> [Exercise directions]
Copy out all the lines in the records that include the word "dimensions".

> [Records provided]
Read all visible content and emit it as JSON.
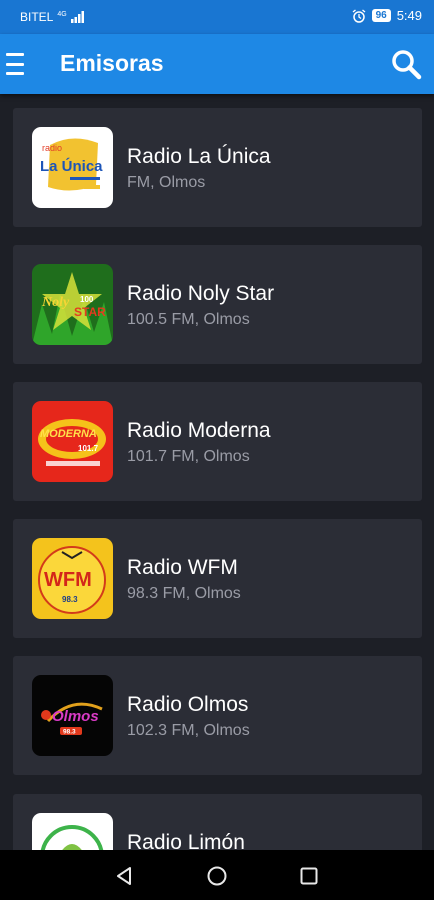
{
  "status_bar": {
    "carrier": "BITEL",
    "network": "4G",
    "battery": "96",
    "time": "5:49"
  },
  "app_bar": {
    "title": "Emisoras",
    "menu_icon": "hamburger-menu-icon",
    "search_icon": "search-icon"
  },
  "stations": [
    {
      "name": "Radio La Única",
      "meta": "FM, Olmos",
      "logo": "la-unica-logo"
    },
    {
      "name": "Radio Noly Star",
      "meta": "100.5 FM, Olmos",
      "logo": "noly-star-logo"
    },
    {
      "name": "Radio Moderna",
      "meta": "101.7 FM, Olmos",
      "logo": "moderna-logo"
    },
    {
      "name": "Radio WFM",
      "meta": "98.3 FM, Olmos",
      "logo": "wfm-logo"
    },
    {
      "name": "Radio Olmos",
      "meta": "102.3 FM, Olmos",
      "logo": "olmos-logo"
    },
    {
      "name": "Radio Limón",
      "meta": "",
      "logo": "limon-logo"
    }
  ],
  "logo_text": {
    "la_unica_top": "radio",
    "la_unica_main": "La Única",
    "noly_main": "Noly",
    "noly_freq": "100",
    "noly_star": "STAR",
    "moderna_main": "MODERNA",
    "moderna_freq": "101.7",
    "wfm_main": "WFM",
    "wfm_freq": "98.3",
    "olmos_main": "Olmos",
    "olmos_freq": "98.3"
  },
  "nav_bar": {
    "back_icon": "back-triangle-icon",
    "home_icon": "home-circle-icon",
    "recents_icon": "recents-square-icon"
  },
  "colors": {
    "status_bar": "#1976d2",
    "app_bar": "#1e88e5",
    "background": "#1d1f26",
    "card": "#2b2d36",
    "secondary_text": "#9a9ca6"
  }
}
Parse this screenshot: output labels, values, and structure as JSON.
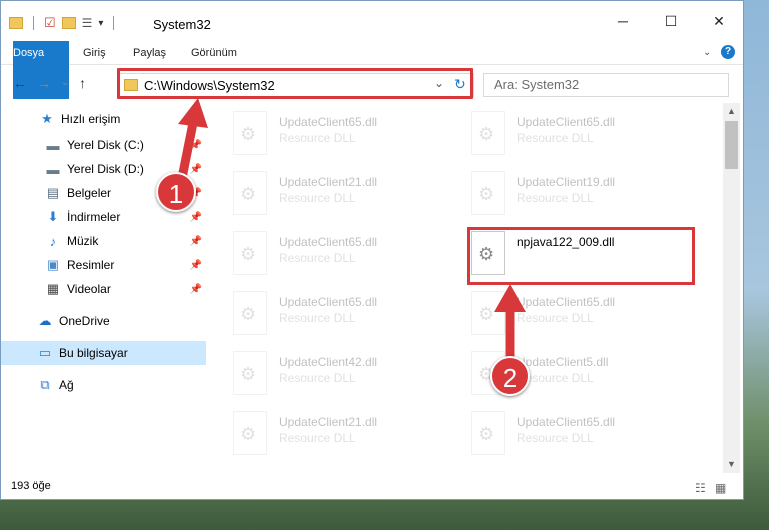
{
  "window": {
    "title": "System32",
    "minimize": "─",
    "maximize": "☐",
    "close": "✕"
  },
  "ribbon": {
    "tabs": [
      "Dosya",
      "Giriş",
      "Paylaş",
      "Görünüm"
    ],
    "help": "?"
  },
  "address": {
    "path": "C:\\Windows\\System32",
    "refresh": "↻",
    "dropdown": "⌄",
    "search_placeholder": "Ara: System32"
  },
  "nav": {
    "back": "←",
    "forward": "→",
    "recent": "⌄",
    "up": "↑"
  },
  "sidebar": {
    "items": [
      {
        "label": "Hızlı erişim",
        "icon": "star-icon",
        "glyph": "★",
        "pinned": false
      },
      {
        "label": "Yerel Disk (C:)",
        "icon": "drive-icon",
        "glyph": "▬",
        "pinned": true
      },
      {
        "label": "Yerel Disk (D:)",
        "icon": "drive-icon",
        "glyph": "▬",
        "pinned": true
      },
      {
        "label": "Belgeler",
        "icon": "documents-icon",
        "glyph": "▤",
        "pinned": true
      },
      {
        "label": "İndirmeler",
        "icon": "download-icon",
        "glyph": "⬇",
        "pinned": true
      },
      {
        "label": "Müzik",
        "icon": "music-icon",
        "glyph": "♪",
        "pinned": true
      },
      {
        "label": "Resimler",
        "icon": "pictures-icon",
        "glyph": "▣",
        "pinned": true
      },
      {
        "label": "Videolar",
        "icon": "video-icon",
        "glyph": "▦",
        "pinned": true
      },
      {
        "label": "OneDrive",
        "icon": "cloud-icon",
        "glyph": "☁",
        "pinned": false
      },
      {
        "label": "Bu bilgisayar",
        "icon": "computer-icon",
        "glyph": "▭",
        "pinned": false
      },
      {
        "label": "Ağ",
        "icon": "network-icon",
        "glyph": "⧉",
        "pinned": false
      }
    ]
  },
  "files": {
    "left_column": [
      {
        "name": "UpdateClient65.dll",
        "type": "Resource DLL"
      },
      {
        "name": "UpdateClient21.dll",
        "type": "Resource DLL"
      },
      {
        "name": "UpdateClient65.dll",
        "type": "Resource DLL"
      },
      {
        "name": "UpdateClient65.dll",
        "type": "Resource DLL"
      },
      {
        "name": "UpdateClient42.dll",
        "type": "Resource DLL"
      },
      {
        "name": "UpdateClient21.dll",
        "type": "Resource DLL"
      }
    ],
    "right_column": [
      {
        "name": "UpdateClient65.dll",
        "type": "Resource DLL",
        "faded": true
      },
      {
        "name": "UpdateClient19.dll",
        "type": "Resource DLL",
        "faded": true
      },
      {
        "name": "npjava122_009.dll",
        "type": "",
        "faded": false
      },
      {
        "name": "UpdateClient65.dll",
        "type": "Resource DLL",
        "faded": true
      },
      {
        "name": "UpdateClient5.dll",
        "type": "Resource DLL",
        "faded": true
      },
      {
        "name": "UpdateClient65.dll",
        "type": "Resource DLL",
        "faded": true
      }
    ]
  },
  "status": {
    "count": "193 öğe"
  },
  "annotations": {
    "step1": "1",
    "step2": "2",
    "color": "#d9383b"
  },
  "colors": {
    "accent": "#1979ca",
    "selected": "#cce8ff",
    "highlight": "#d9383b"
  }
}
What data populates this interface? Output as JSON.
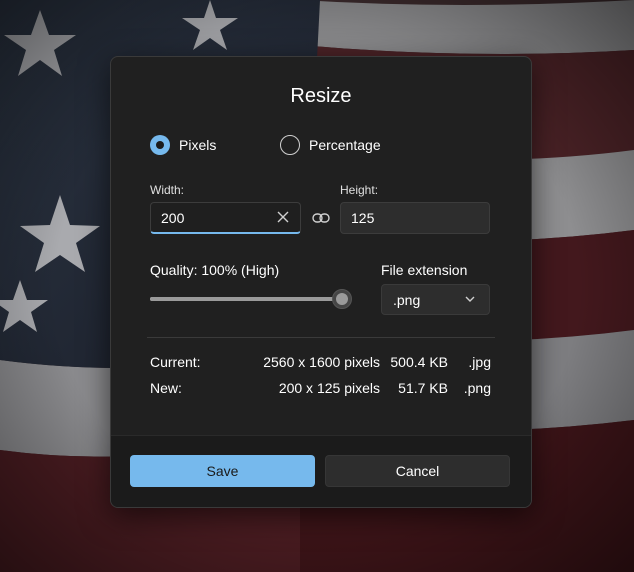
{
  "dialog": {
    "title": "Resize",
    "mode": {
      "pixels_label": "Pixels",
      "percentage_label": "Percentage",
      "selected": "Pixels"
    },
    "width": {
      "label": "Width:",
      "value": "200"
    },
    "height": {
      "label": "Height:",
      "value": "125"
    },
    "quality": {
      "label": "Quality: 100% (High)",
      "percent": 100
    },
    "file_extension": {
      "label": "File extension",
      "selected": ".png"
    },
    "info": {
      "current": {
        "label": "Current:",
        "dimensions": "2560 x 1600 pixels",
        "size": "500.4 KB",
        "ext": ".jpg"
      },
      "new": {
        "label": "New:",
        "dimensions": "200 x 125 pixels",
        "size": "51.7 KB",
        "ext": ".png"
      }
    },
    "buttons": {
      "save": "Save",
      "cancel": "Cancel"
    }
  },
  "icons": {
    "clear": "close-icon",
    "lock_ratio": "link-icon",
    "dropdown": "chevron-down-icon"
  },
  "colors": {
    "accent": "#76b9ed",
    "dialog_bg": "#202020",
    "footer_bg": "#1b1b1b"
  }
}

* * *

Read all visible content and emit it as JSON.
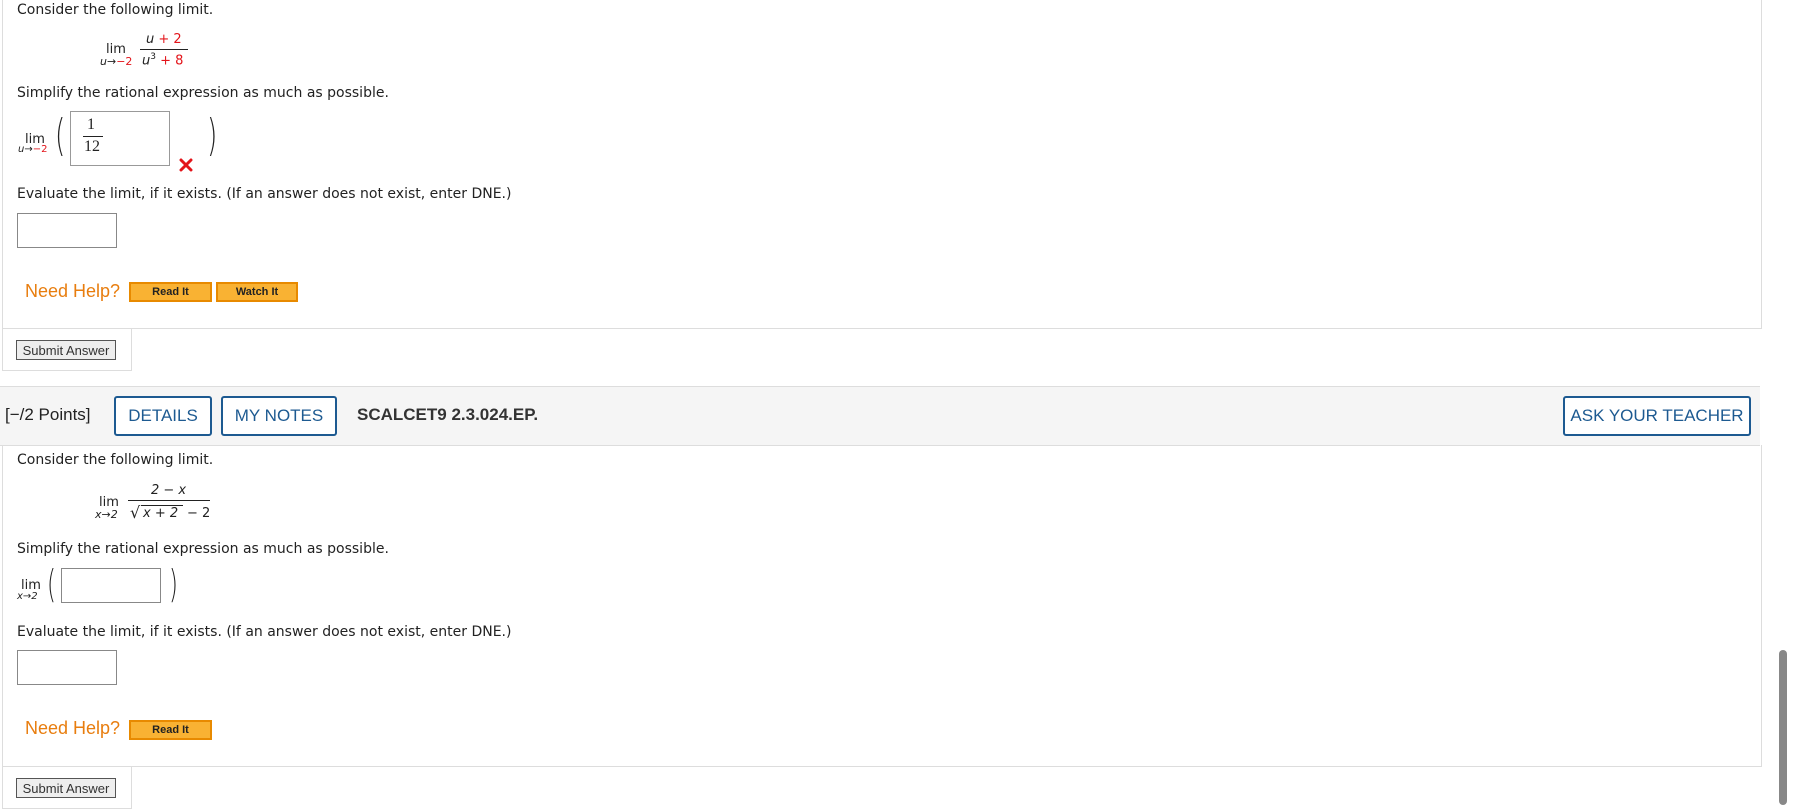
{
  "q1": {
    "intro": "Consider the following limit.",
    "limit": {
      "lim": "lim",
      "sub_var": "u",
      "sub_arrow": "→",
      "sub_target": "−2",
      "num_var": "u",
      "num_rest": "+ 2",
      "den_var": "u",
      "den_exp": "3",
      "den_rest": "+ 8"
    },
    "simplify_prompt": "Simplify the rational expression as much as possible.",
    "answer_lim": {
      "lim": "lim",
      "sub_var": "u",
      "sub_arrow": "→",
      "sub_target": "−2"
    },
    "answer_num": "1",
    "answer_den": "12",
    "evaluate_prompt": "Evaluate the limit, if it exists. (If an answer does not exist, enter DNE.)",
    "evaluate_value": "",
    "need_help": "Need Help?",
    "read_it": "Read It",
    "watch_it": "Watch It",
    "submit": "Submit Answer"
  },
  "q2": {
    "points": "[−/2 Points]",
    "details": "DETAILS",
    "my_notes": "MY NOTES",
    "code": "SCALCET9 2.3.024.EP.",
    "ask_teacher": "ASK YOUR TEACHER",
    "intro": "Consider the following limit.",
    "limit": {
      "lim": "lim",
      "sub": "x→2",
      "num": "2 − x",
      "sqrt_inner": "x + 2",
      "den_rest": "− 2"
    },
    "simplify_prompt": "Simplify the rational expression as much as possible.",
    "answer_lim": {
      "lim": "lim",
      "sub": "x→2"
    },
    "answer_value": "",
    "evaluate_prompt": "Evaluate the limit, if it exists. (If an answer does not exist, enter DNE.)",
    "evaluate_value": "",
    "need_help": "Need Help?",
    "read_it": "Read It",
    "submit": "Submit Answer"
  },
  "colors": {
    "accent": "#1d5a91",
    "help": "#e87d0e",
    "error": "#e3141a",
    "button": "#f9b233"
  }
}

==

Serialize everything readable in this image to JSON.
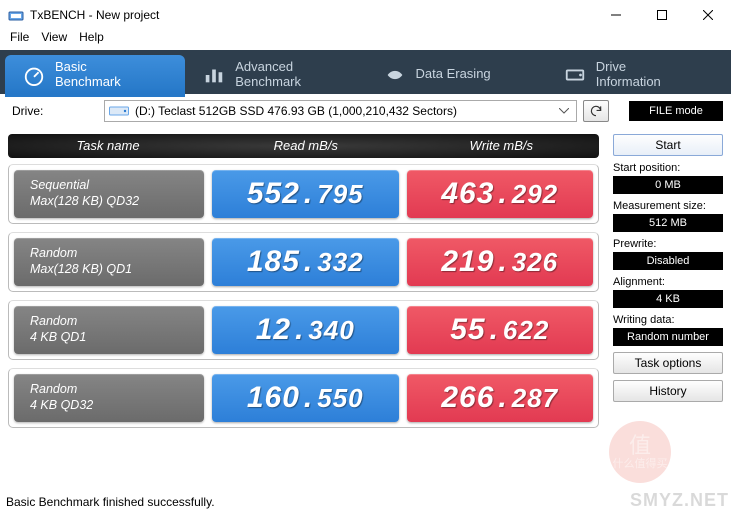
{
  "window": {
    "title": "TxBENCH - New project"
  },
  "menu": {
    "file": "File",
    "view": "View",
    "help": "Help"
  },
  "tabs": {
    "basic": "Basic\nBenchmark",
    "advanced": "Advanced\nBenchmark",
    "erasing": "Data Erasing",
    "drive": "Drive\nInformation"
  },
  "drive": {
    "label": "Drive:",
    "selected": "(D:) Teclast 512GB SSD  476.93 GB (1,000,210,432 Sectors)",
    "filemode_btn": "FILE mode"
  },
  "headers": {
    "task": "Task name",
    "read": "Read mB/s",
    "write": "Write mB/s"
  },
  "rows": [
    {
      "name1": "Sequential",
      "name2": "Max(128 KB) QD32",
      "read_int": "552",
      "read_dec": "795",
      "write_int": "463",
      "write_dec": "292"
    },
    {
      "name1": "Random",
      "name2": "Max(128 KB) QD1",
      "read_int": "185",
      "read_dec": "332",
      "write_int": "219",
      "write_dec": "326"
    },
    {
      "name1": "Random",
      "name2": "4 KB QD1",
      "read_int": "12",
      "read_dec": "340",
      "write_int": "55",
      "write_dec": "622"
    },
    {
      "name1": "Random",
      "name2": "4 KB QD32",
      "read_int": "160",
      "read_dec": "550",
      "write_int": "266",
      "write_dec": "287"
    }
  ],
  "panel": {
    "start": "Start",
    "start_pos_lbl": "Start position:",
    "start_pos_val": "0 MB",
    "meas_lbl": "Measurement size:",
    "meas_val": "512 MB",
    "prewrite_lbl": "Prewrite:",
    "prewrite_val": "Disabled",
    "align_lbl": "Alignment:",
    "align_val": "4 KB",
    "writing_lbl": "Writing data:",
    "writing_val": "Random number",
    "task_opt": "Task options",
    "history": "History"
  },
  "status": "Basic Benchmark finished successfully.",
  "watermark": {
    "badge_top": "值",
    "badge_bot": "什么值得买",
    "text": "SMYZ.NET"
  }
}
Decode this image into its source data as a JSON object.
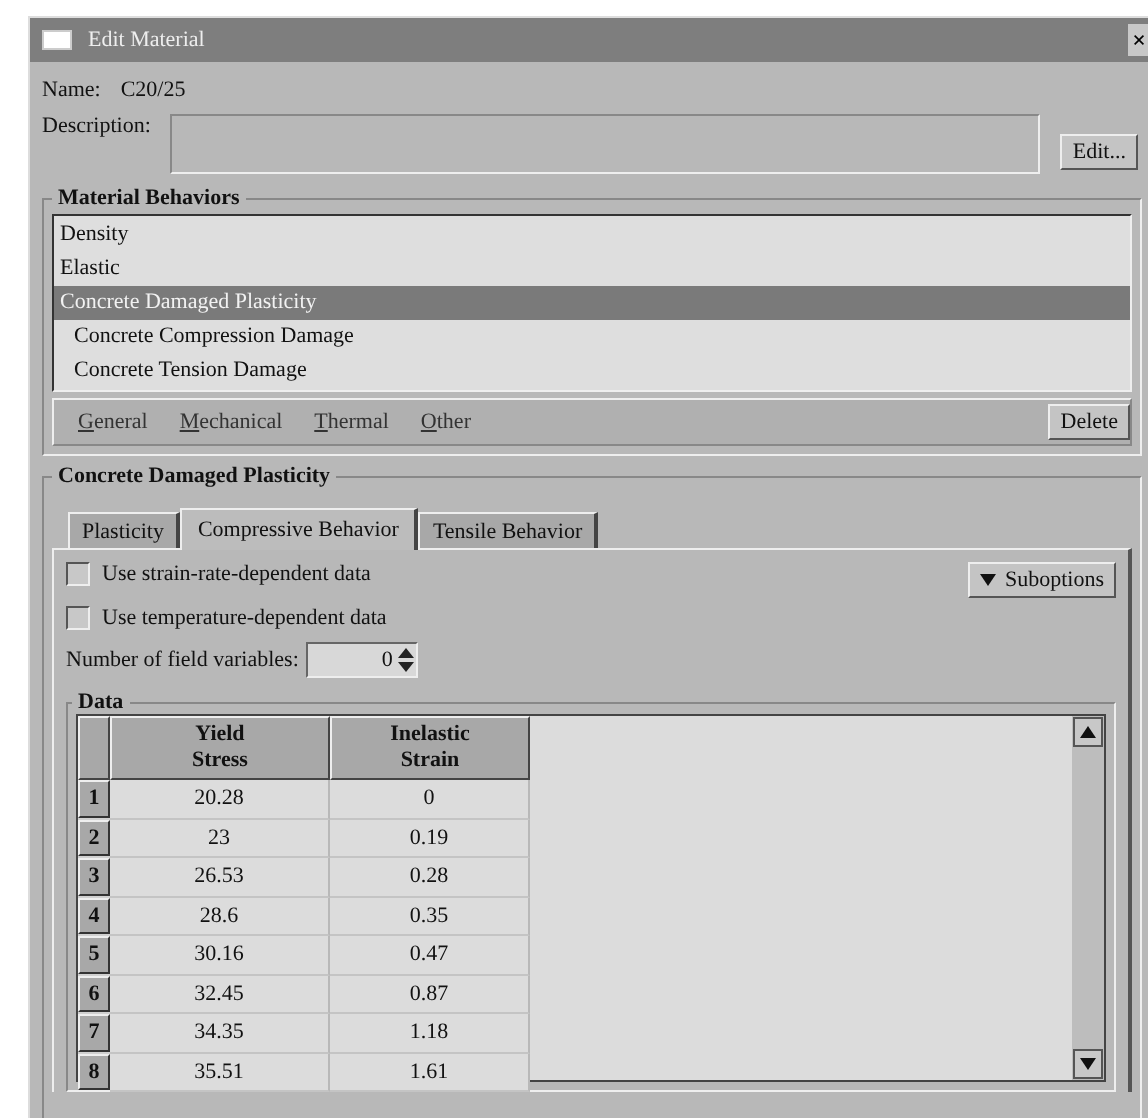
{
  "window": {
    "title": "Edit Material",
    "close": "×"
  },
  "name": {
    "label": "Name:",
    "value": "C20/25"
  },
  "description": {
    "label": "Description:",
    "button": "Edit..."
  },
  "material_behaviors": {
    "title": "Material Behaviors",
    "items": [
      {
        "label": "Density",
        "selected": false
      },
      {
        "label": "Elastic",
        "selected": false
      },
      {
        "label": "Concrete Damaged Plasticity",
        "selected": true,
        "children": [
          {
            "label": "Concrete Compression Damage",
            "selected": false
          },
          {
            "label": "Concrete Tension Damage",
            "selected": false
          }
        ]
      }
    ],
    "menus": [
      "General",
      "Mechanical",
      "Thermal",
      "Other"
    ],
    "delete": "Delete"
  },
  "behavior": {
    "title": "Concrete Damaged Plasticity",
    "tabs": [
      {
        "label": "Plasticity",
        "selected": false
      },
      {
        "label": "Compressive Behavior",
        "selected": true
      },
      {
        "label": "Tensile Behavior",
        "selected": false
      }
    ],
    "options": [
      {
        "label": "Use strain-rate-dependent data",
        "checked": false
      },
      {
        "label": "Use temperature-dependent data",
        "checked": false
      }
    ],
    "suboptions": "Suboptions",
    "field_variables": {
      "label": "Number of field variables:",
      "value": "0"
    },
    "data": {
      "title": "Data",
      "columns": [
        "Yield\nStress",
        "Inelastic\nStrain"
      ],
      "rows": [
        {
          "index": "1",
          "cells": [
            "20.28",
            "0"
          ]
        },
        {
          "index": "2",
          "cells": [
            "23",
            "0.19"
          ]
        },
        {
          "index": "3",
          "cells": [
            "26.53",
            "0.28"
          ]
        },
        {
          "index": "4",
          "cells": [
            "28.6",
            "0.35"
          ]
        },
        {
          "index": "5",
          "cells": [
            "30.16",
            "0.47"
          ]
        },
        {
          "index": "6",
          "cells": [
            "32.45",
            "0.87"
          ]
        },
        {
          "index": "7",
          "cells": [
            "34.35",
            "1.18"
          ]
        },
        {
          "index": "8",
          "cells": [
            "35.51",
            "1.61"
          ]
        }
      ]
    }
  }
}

> [Exercise output]
        "dimensions": "2560 x 1600 pixels",
        "dimensions": "200 x 125 pixels",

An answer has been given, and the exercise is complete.